Your task ::
Images embedded in the records are excluded; print everything else exactly as given.

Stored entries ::
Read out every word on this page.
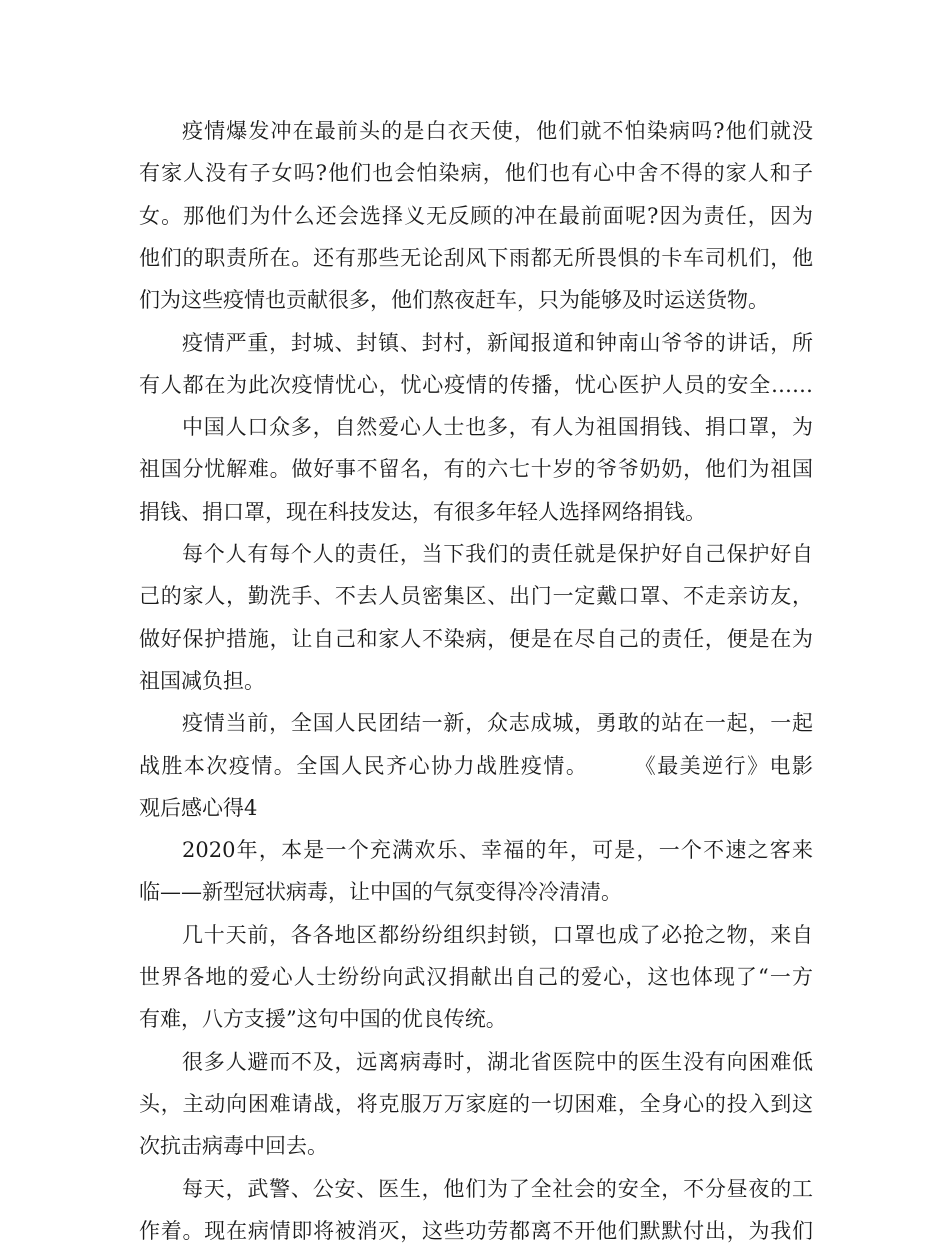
疫情爆发冲在最前头的是白衣天使，他们就不怕染病吗?他们就没
有家人没有子女吗?他们也会怕染病，他们也有心中舍不得的家人和子
女。那他们为什么还会选择义无反顾的冲在最前面呢?因为责任，因为
他们的职责所在。还有那些无论刮风下雨都无所畏惧的卡车司机们，他
们为这些疫情也贡献很多，他们熬夜赶车，只为能够及时运送货物。
疫情严重，封城、封镇、封村，新闻报道和钟南山爷爷的讲话，所
有人都在为此次疫情忧心，忧心疫情的传播，忧心医护人员的安全……
中国人口众多，自然爱心人士也多，有人为祖国捐钱、捐口罩，为
祖国分忧解难。做好事不留名，有的六七十岁的爷爷奶奶，他们为祖国
捐钱、捐口罩，现在科技发达，有很多年轻人选择网络捐钱。
每个人有每个人的责任，当下我们的责任就是保护好自己保护好自
己的家人，勤洗手、不去人员密集区、出门一定戴口罩、不走亲访友，
做好保护措施，让自己和家人不染病，便是在尽自己的责任，便是在为
祖国减负担。
疫情当前，全国人民团结一新，众志成城，勇敢的站在一起，一起
战胜本次疫情。全国人民齐心协力战胜疫情。　　　《最美逆行》电影
观后感心得4
2020年，本是一个充满欢乐、幸福的年，可是，一个不速之客来
临——新型冠状病毒，让中国的气氛变得冷冷清清。
几十天前，各各地区都纷纷组织封锁，口罩也成了必抢之物，来自
世界各地的爱心人士纷纷向武汉捐献出自己的爱心，这也体现了“一方
有难，八方支援”这句中国的优良传统。
很多人避而不及，远离病毒时，湖北省医院中的医生没有向困难低
头，主动向困难请战，将克服万万家庭的一切困难，全身心的投入到这
次抗击病毒中回去。
每天，武警、公安、医生，他们为了全社会的安全，不分昼夜的工
作着。现在病情即将被消灭，这些功劳都离不开他们默默付出，为我们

Solution to this exercise ::
Read out every word on this page.
疫情爆发冲在最前头的是白衣天使，他们就不怕染病吗?他们就没
有家人没有子女吗?他们也会怕染病，他们也有心中舍不得的家人和子
女。那他们为什么还会选择义无反顾的冲在最前面呢?因为责任，因为
他们的职责所在。还有那些无论刮风下雨都无所畏惧的卡车司机们，他
们为这些疫情也贡献很多，他们熬夜赶车，只为能够及时运送货物。
疫情严重，封城、封镇、封村，新闻报道和钟南山爷爷的讲话，所
有人都在为此次疫情忧心，忧心疫情的传播，忧心医护人员的安全……
中国人口众多，自然爱心人士也多，有人为祖国捐钱、捐口罩，为
祖国分忧解难。做好事不留名，有的六七十岁的爷爷奶奶，他们为祖国
捐钱、捐口罩，现在科技发达，有很多年轻人选择网络捐钱。
每个人有每个人的责任，当下我们的责任就是保护好自己保护好自
己的家人，勤洗手、不去人员密集区、出门一定戴口罩、不走亲访友，
做好保护措施，让自己和家人不染病，便是在尽自己的责任，便是在为
祖国减负担。
疫情当前，全国人民团结一新，众志成城，勇敢的站在一起，一起
战胜本次疫情。全国人民齐心协力战胜疫情。　　　《最美逆行》电影
观后感心得4
2020年，本是一个充满欢乐、幸福的年，可是，一个不速之客来
临——新型冠状病毒，让中国的气氛变得冷冷清清。
几十天前，各各地区都纷纷组织封锁，口罩也成了必抢之物，来自
世界各地的爱心人士纷纷向武汉捐献出自己的爱心，这也体现了“一方
有难，八方支援”这句中国的优良传统。
很多人避而不及，远离病毒时，湖北省医院中的医生没有向困难低
头，主动向困难请战，将克服万万家庭的一切困难，全身心的投入到这
次抗击病毒中回去。
每天，武警、公安、医生，他们为了全社会的安全，不分昼夜的工
作着。现在病情即将被消灭，这些功劳都离不开他们默默付出，为我们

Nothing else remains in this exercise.